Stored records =
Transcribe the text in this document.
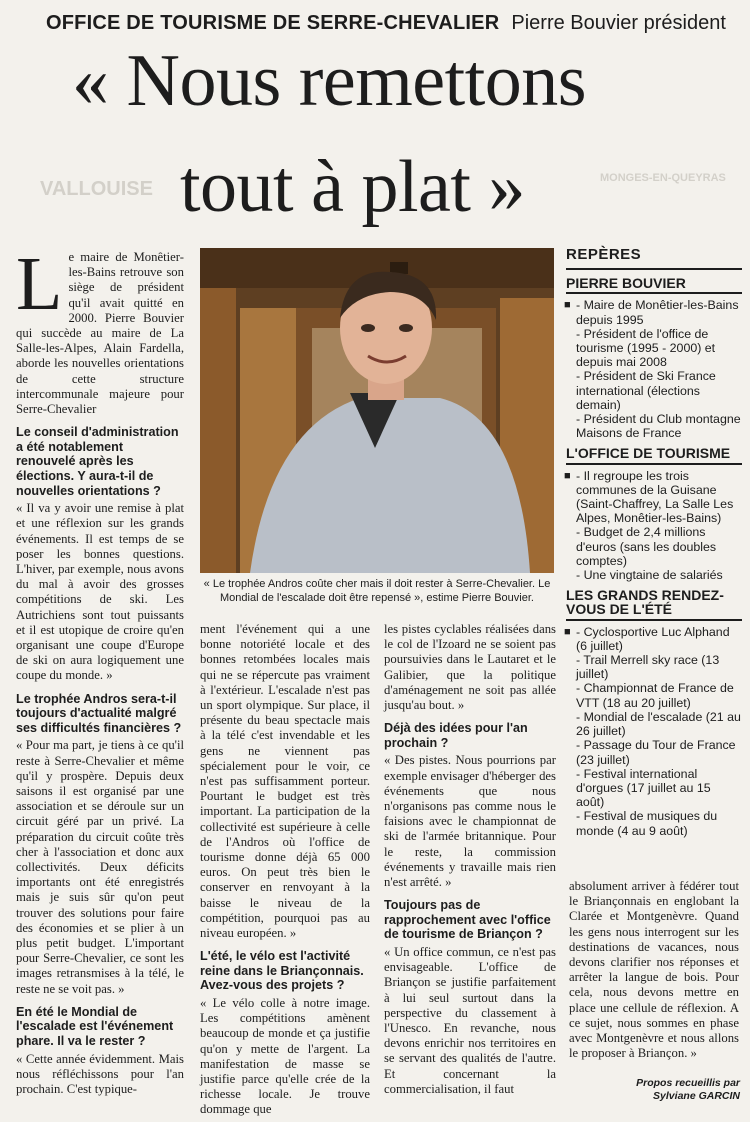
VALLOUISE	MONGES-EN-QUEYRAS
OFFICE DE TOURISME DE SERRE-CHEVALIER Pierre Bouvier président
« Nous remettons
tout à plat »

Le maire de Monêtier-les-Bains retrouve son siège de président qu'il avait quitté en 2000. Pierre Bouvier qui succède au maire de La Salle-les-Alpes, Alain Fardella, aborde les nouvelles orientations de cette structure intercommunale majeure pour Serre-Chevalier

Le conseil d'administration a été notablement renouvelé après les élections. Y aura-t-il de nouvelles orientations ?

« Il va y avoir une remise à plat et une réflexion sur les grands événements. Il est temps de se poser les bonnes questions. L'hiver, par exemple, nous avons du mal à avoir des grosses compétitions de ski. Les Autrichiens sont tout puissants et il est utopique de croire qu'en organisant une coupe d'Europe de ski on aura logiquement une coupe du monde. »

Le trophée Andros sera-t-il toujours d'actualité malgré ses difficultés financières ?

« Pour ma part, je tiens à ce qu'il reste à Serre-Chevalier et même qu'il y prospère. Depuis deux saisons il est organisé par une association et se déroule sur un circuit géré par un privé. La préparation du circuit coûte très cher à l'association et donc aux collectivités. Deux déficits importants ont été enregistrés mais je suis sûr qu'on peut trouver des solutions pour faire des économies et se plier à un plus petit budget. L'important pour Serre-Chevalier, ce sont les images retransmises à la télé, le reste ne se voit pas. »

En été le Mondial de l'escalade est l'événement phare. Il va le rester ?

« Cette année évidemment. Mais nous réfléchissons pour l'an prochain. C'est typique-

« Le trophée Andros coûte cher mais il doit rester à Serre-Chevalier. Le Mondial de l'escalade doit être repensé », estime Pierre Bouvier.

ment l'événement qui a une bonne notoriété locale et des bonnes retombées locales mais qui ne se répercute pas vraiment à l'extérieur. L'escalade n'est pas un sport olympique. Sur place, il présente du beau spectacle mais à la télé c'est invendable et les gens ne viennent pas spécialement pour le voir, ce n'est pas suffisamment porteur. Pourtant le budget est très important. La participation de la collectivité est supérieure à celle de l'Andros où l'office de tourisme donne déjà 65 000 euros. On peut très bien le conserver en renvoyant à la baisse le niveau de la compétition, pourquoi pas au niveau européen. »

L'été, le vélo est l'activité reine dans le Briançonnais. Avez-vous des projets ?

« Le vélo colle à notre image. Les compétitions amènent beaucoup de monde et ça justifie qu'on y mette de l'argent. La manifestation de masse se justifie parce qu'elle crée de la richesse locale. Je trouve dommage que

les pistes cyclables réalisées dans le col de l'Izoard ne se soient pas poursuivies dans le Lautaret et le Galibier, que la politique d'aménagement ne soit pas allée jusqu'au bout. »

Déjà des idées pour l'an prochain ?

« Des pistes. Nous pourrions par exemple envisager d'héberger des événements que nous n'organisons pas comme nous le faisions avec le championnat de ski de l'armée britannique. Pour le reste, la commission événements y travaille mais rien n'est arrêté. »

Toujours pas de rapprochement avec l'office de tourisme de Briançon ?

« Un office commun, ce n'est pas envisageable. L'office de Briançon se justifie parfaitement à lui seul surtout dans la perspective du classement à l'Unesco. En revanche, nous devons enrichir nos territoires en se servant des qualités de l'autre. Et concernant la commercialisation, il faut

absolument arriver à fédérer tout le Briançonnais en englobant la Clarée et Montgenèvre. Quand les gens nous interrogent sur les destinations de vacances, nous devons clarifier nos réponses et arrêter la langue de bois. Pour cela, nous devons mettre en place une cellule de réflexion. A ce sujet, nous sommes en phase avec Montgenèvre et nous allons le proposer à Briançon. »

Propos recueillis par
Sylviane GARCIN
REPÈRES
PIERRE BOUVIER
■ - Maire de Monêtier-les-Bains depuis 1995
- Président de l'office de tourisme (1995 - 2000) et depuis mai 2008
- Président de Ski France international (élections demain)
- Président du Club montagne Maisons de France
L'OFFICE DE TOURISME
■ - Il regroupe les trois communes de la Guisane (Saint-Chaffrey, La Salle Les Alpes, Monêtier-les-Bains)
- Budget de 2,4 millions d'euros (sans les doubles comptes)
- Une vingtaine de salariés
LES GRANDS RENDEZ-VOUS DE L'ÉTÉ
■ - Cyclosportive Luc Alphand (6 juillet)
- Trail Merrell sky race (13 juillet)
- Championnat de France de VTT (18 au 20 juillet)
- Mondial de l'escalade (21 au 26 juillet)
- Passage du Tour de France (23 juillet)
- Festival international d'orgues (17 juillet au 15 août)
- Festival de musiques du monde (4 au 9 août)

BRIEF = Check each line above for the string "réflexion", then copy the ones that have it.

CORRECT RESULT =
« Il va y avoir une remise à plat et une réflexion sur les grands événements. Il est temps de se poser les bonnes questions. L'hiver, par exemple, nous avons du mal à avoir des grosses compétitions de ski. Les Autrichiens sont tout puissants et il est utopique de croire qu'en organisant une coupe d'Europe de ski on aura logiquement une coupe du monde. »
absolument arriver à fédérer tout le Briançonnais en englobant la Clarée et Montgenèvre. Quand les gens nous interrogent sur les destinations de vacances, nous devons clarifier nos réponses et arrêter la langue de bois. Pour cela, nous devons mettre en place une cellule de réflexion. A ce sujet, nous sommes en phase avec Montgenèvre et nous allons le proposer à Briançon. »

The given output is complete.